Records:
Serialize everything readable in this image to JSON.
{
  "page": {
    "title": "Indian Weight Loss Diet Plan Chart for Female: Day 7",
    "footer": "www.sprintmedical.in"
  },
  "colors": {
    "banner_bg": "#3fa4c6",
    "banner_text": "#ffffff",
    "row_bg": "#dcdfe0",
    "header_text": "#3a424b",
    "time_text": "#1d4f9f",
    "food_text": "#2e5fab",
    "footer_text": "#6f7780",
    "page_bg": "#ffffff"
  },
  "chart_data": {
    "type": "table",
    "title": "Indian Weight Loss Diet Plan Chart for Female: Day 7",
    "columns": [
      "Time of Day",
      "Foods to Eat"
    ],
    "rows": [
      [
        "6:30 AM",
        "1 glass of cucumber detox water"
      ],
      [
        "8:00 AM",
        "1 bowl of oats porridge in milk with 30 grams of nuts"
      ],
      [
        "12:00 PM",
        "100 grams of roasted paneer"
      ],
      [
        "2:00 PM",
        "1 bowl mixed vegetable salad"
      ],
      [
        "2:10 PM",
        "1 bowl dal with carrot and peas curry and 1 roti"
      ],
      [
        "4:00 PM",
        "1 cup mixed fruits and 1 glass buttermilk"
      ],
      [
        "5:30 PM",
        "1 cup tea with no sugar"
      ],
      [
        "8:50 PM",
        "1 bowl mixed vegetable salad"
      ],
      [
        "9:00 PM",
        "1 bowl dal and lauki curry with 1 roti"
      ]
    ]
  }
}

Stated goal:
Reproduce the records above exactly as they appear.

Task answer:
Serialize everything readable in this image to JSON.
{
  "page": {
    "title": "Indian Weight Loss Diet Plan Chart for Female: Day 7",
    "footer": "www.sprintmedical.in"
  },
  "colors": {
    "banner_bg": "#3fa4c6",
    "banner_text": "#ffffff",
    "row_bg": "#dcdfe0",
    "header_text": "#3a424b",
    "time_text": "#1d4f9f",
    "food_text": "#2e5fab",
    "footer_text": "#6f7780",
    "page_bg": "#ffffff"
  },
  "chart_data": {
    "type": "table",
    "title": "Indian Weight Loss Diet Plan Chart for Female: Day 7",
    "columns": [
      "Time of Day",
      "Foods to Eat"
    ],
    "rows": [
      [
        "6:30 AM",
        "1 glass of cucumber detox water"
      ],
      [
        "8:00 AM",
        "1 bowl of oats porridge in milk with 30 grams of nuts"
      ],
      [
        "12:00 PM",
        "100 grams of roasted paneer"
      ],
      [
        "2:00 PM",
        "1 bowl mixed vegetable salad"
      ],
      [
        "2:10 PM",
        "1 bowl dal with carrot and peas curry and 1 roti"
      ],
      [
        "4:00 PM",
        "1 cup mixed fruits and 1 glass buttermilk"
      ],
      [
        "5:30 PM",
        "1 cup tea with no sugar"
      ],
      [
        "8:50 PM",
        "1 bowl mixed vegetable salad"
      ],
      [
        "9:00 PM",
        "1 bowl dal and lauki curry with 1 roti"
      ]
    ]
  }
}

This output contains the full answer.